= Recorded data =
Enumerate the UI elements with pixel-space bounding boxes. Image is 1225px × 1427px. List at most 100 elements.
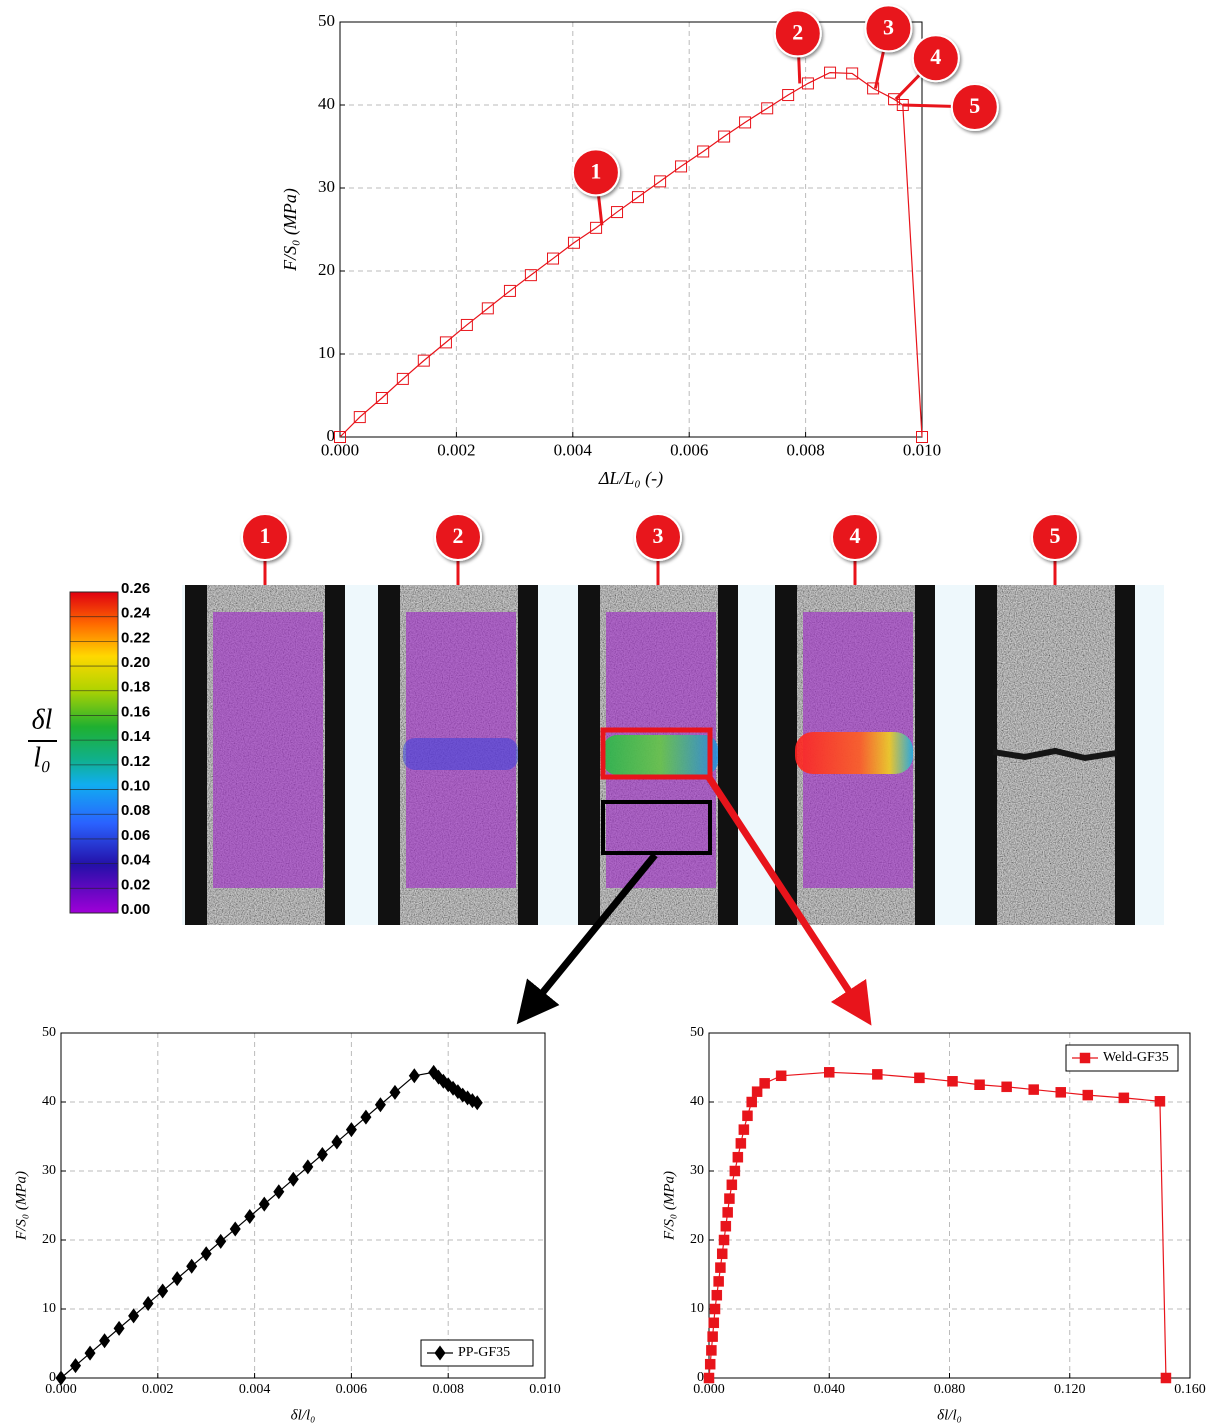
y-tick-label: 20 [690, 1232, 704, 1247]
data-point [171, 1271, 183, 1287]
x-tick-label: 0.006 [336, 1382, 368, 1397]
data-point [55, 1370, 67, 1386]
colorbar-tick-label: 0.20 [121, 654, 150, 671]
strain-overlay [213, 612, 323, 888]
colorbar-tick-label: 0.26 [121, 580, 150, 597]
data-point [739, 116, 752, 129]
data-point [360, 1109, 372, 1125]
y-tick-label: 10 [318, 343, 335, 362]
x-tick-label: 0.080 [934, 1382, 966, 1397]
snapshot-label: 1 [260, 523, 271, 548]
plot-frame [708, 1032, 1191, 1379]
y-tick-label: 10 [42, 1301, 56, 1316]
data-point [782, 89, 795, 102]
x-tick-label: 0.008 [432, 1382, 464, 1397]
colorbar-tick-label: 0.14 [121, 728, 151, 745]
annotation-label: 5 [969, 93, 980, 118]
annotation-label: 4 [930, 44, 941, 69]
data-point [974, 1079, 985, 1090]
data-point [732, 1151, 744, 1163]
data-point [824, 66, 837, 79]
data-point [715, 1262, 726, 1273]
data-point [711, 1289, 723, 1301]
data-point [872, 1069, 883, 1080]
colorbar-tick-label: 0.08 [121, 802, 150, 819]
data-point [460, 318, 473, 331]
series-line [60, 1071, 478, 1379]
data-point [471, 1095, 483, 1111]
colorbar-tick-label: 0.10 [121, 778, 150, 795]
x-tick-label: 0.006 [670, 440, 708, 459]
x-tick-label: 0.000 [321, 440, 359, 459]
data-point [334, 431, 346, 443]
data-point [729, 1165, 741, 1177]
data-point [547, 252, 560, 265]
data-point [1154, 1096, 1166, 1107]
data-point [704, 1358, 716, 1370]
data-point [481, 302, 494, 315]
arrow-to-weld-chart [705, 774, 872, 1026]
data-point [258, 1196, 270, 1212]
data-point [375, 391, 388, 404]
colorbar-tick-label: 0.12 [121, 753, 150, 770]
y-axis-label: F/S₀ (MPa) [13, 1171, 29, 1241]
snapshot-label: 5 [1050, 523, 1061, 548]
annotation-label: 3 [883, 14, 894, 39]
colorbar-label-denominator: l₀ [33, 742, 51, 773]
data-point [200, 1246, 212, 1262]
y-tick-label: 20 [42, 1232, 56, 1247]
data-point [761, 102, 774, 115]
snapshot-label: 4 [850, 523, 861, 548]
strain-band [795, 732, 913, 774]
annotation-label: 1 [590, 158, 601, 183]
data-point [1001, 1081, 1012, 1093]
y-axis-label: F/S₀ (MPa) [661, 1171, 677, 1241]
colorbar-tick-label: 0.18 [121, 679, 150, 696]
data-point [707, 1331, 718, 1342]
colorbar-tick-label: 0.00 [121, 901, 150, 918]
y-tick-label: 0 [697, 1370, 704, 1385]
data-point [738, 1124, 750, 1135]
data-point [157, 1283, 169, 1299]
strain-band [403, 738, 518, 770]
y-tick-label: 50 [42, 1025, 56, 1040]
snapshot-badge [1031, 513, 1079, 561]
colorbar [69, 591, 119, 914]
y-tick-label: 0 [49, 1370, 56, 1385]
data-point [331, 1134, 343, 1150]
legend-swatch [434, 1345, 446, 1361]
data-point [1160, 1372, 1172, 1384]
data-point [567, 236, 580, 249]
x-tick-label: 0.120 [1054, 1382, 1086, 1397]
snapshot-badge [634, 513, 682, 561]
series-line [339, 72, 923, 438]
x-tick-label: 0.040 [814, 1382, 846, 1397]
data-point [718, 130, 731, 143]
data-point [439, 336, 452, 349]
data-point [396, 372, 409, 385]
data-point [316, 1146, 328, 1162]
data-point [417, 354, 430, 367]
data-point [590, 221, 603, 234]
plot-frame [339, 21, 923, 438]
data-point [706, 1345, 717, 1356]
x-axis-label: δl/l₀ [937, 1407, 962, 1423]
data-point [1118, 1092, 1130, 1104]
data-point [287, 1171, 299, 1187]
x-tick-label: 0.000 [693, 1382, 725, 1397]
data-point [1055, 1087, 1066, 1098]
x-tick-label: 0.004 [239, 1382, 271, 1397]
data-point [720, 1220, 732, 1232]
data-point [1082, 1089, 1094, 1101]
y-tick-label: 10 [690, 1301, 704, 1316]
snapshot-badge [434, 513, 482, 561]
legend-label: Weld-GF35 [1103, 1050, 1169, 1065]
base-zone-box [601, 800, 712, 855]
data-point [713, 1276, 724, 1287]
data-point [273, 1184, 285, 1200]
data-point [708, 1317, 720, 1329]
data-point [84, 1345, 96, 1361]
data-point [703, 1372, 715, 1384]
y-tick-label: 40 [42, 1094, 56, 1109]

= Given request =
Reproduce all the records above line for line, leaving out the pictures.

= Exercise answer =
Enumerate the UI elements with pixel-space bounding boxes. Image is 1225px × 1427px. List at most 100 elements.
y-tick-label: 20 [690, 1232, 704, 1247]
data-point [171, 1271, 183, 1287]
x-tick-label: 0.006 [336, 1382, 368, 1397]
data-point [55, 1370, 67, 1386]
colorbar-tick-label: 0.20 [121, 654, 150, 671]
strain-overlay [213, 612, 323, 888]
colorbar-tick-label: 0.26 [121, 580, 150, 597]
data-point [739, 116, 752, 129]
data-point [360, 1109, 372, 1125]
y-tick-label: 10 [318, 343, 335, 362]
x-tick-label: 0.080 [934, 1382, 966, 1397]
snapshot-label: 1 [260, 523, 271, 548]
plot-frame [708, 1032, 1191, 1379]
y-tick-label: 10 [42, 1301, 56, 1316]
data-point [782, 89, 795, 102]
x-tick-label: 0.008 [432, 1382, 464, 1397]
colorbar-tick-label: 0.14 [121, 728, 151, 745]
annotation-label: 5 [969, 93, 980, 118]
annotation-label: 4 [930, 44, 941, 69]
data-point [974, 1079, 985, 1090]
data-point [732, 1151, 744, 1163]
data-point [824, 66, 837, 79]
data-point [715, 1262, 726, 1273]
data-point [711, 1289, 723, 1301]
data-point [872, 1069, 883, 1080]
colorbar-tick-label: 0.08 [121, 802, 150, 819]
data-point [460, 318, 473, 331]
series-line [60, 1071, 478, 1379]
data-point [471, 1095, 483, 1111]
colorbar-tick-label: 0.10 [121, 778, 150, 795]
x-tick-label: 0.006 [670, 440, 708, 459]
x-tick-label: 0.000 [321, 440, 359, 459]
data-point [334, 431, 346, 443]
data-point [729, 1165, 741, 1177]
data-point [547, 252, 560, 265]
data-point [1154, 1096, 1166, 1107]
data-point [704, 1358, 716, 1370]
data-point [481, 302, 494, 315]
arrow-to-weld-chart [705, 774, 872, 1026]
data-point [258, 1196, 270, 1212]
data-point [375, 391, 388, 404]
colorbar-tick-label: 0.12 [121, 753, 150, 770]
y-axis-label: F/S₀ (MPa) [13, 1171, 29, 1241]
snapshot-label: 5 [1050, 523, 1061, 548]
annotation-label: 3 [883, 14, 894, 39]
colorbar-label-denominator: l₀ [33, 742, 51, 773]
data-point [200, 1246, 212, 1262]
y-tick-label: 20 [42, 1232, 56, 1247]
data-point [761, 102, 774, 115]
snapshot-label: 4 [850, 523, 861, 548]
strain-band [795, 732, 913, 774]
annotation-label: 1 [590, 158, 601, 183]
data-point [1001, 1081, 1012, 1093]
y-axis-label: F/S₀ (MPa) [661, 1171, 677, 1241]
colorbar-tick-label: 0.18 [121, 679, 150, 696]
data-point [707, 1331, 718, 1342]
colorbar-tick-label: 0.00 [121, 901, 150, 918]
y-tick-label: 0 [697, 1370, 704, 1385]
data-point [738, 1124, 750, 1135]
data-point [157, 1283, 169, 1299]
strain-band [403, 738, 518, 770]
y-tick-label: 50 [42, 1025, 56, 1040]
snapshot-badge [1031, 513, 1079, 561]
colorbar [69, 591, 119, 914]
y-tick-label: 0 [49, 1370, 56, 1385]
data-point [331, 1134, 343, 1150]
legend-swatch [434, 1345, 446, 1361]
data-point [1160, 1372, 1172, 1384]
data-point [567, 236, 580, 249]
x-tick-label: 0.120 [1054, 1382, 1086, 1397]
snapshot-badge [634, 513, 682, 561]
series-line [339, 72, 923, 438]
x-tick-label: 0.040 [814, 1382, 846, 1397]
data-point [718, 130, 731, 143]
data-point [439, 336, 452, 349]
data-point [396, 372, 409, 385]
data-point [316, 1146, 328, 1162]
data-point [417, 354, 430, 367]
data-point [590, 221, 603, 234]
plot-frame [339, 21, 923, 438]
data-point [706, 1345, 717, 1356]
x-axis-label: δl/l₀ [937, 1407, 962, 1423]
data-point [1118, 1092, 1130, 1104]
data-point [287, 1171, 299, 1187]
x-tick-label: 0.000 [693, 1382, 725, 1397]
data-point [1055, 1087, 1066, 1098]
x-tick-label: 0.004 [239, 1382, 271, 1397]
data-point [720, 1220, 732, 1232]
data-point [1082, 1089, 1094, 1101]
y-tick-label: 10 [690, 1301, 704, 1316]
snapshot-badge [434, 513, 482, 561]
legend-label: Weld-GF35 [1103, 1050, 1169, 1065]
base-zone-box [601, 800, 712, 855]
data-point [713, 1276, 724, 1287]
data-point [273, 1184, 285, 1200]
data-point [708, 1317, 720, 1329]
data-point [84, 1345, 96, 1361]
data-point [703, 1372, 715, 1384]
y-tick-label: 40 [42, 1094, 56, 1109]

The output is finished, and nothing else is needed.